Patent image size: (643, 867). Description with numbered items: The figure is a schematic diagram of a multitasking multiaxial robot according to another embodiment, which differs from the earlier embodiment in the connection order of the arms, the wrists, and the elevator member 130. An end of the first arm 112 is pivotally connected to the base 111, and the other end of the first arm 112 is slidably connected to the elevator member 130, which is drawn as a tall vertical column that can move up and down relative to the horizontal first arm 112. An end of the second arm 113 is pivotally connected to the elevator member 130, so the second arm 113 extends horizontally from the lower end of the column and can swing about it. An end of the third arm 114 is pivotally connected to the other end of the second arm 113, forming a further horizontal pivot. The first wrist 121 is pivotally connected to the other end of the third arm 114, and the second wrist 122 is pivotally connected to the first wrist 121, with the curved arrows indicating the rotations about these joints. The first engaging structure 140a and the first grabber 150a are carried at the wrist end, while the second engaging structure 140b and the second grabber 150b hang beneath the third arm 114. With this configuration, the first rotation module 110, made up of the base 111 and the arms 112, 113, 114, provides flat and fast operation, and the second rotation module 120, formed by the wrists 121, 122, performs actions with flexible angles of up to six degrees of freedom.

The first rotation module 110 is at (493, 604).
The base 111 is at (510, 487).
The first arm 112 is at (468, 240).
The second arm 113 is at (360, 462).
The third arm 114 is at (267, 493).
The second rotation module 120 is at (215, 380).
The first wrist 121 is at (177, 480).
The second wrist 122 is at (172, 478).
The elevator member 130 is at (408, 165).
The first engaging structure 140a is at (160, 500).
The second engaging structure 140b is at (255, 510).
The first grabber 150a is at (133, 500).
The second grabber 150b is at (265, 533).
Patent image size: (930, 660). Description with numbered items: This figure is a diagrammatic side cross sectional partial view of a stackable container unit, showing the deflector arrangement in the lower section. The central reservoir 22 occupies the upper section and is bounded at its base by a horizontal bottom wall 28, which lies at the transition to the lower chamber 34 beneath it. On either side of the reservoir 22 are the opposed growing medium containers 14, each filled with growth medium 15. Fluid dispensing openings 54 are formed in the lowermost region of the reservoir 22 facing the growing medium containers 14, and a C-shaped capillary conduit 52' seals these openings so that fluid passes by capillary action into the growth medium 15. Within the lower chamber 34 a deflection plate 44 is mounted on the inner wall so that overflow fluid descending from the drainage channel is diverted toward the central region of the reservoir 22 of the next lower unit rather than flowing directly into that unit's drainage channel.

====================

Reproduce every one of the records above verbatim, with no changes of any kind.

Patent image size: (643, 867). Description with numbered items: The figure is a schematic diagram of a multitasking multiaxial robot according to another embodiment, which differs from the earlier embodiment in the connection order of the arms, the wrists, and the elevator member 130. An end of the first arm 112 is pivotally connected to the base 111, and the other end of the first arm 112 is slidably connected to the elevator member 130, which is drawn as a tall vertical column that can move up and down relative to the horizontal first arm 112. An end of the second arm 113 is pivotally connected to the elevator member 130, so the second arm 113 extends horizontally from the lower end of the column and can swing about it. An end of the third arm 114 is pivotally connected to the other end of the second arm 113, forming a further horizontal pivot. The first wrist 121 is pivotally connected to the other end of the third arm 114, and the second wrist 122 is pivotally connected to the first wrist 121, with the curved arrows indicating the rotations about these joints. The first engaging structure 140a and the first grabber 150a are carried at the wrist end, while the second engaging structure 140b and the second grabber 150b hang beneath the third arm 114. With this configuration, the first rotation module 110, made up of the base 111 and the arms 112, 113, 114, provides flat and fast operation, and the second rotation module 120, formed by the wrists 121, 122, performs actions with flexible angles of up to six degrees of freedom.

The first rotation module 110 is at (493, 604).
The base 111 is at (510, 487).
The first arm 112 is at (468, 240).
The second arm 113 is at (360, 462).
The third arm 114 is at (267, 493).
The second rotation module 120 is at (215, 380).
The first wrist 121 is at (177, 480).
The second wrist 122 is at (172, 478).
The elevator member 130 is at (408, 165).
The first engaging structure 140a is at (160, 500).
The second engaging structure 140b is at (255, 510).
The first grabber 150a is at (133, 500).
The second grabber 150b is at (265, 533).
Patent image size: (930, 660). Description with numbered items: This figure is a diagrammatic side cross sectional partial view of a stackable container unit, showing the deflector arrangement in the lower section. The central reservoir 22 occupies the upper section and is bounded at its base by a horizontal bottom wall 28, which lies at the transition to the lower chamber 34 beneath it. On either side of the reservoir 22 are the opposed growing medium containers 14, each filled with growth medium 15. Fluid dispensing openings 54 are formed in the lowermost region of the reservoir 22 facing the growing medium containers 14, and a C-shaped capillary conduit 52' seals these openings so that fluid passes by capillary action into the growth medium 15. Within the lower chamber 34 a deflection plate 44 is mounted on the inner wall so that overflow fluid descending from the drainage channel is diverted toward the central region of the reservoir 22 of the next lower unit rather than flowing directly into that unit's drainage channel.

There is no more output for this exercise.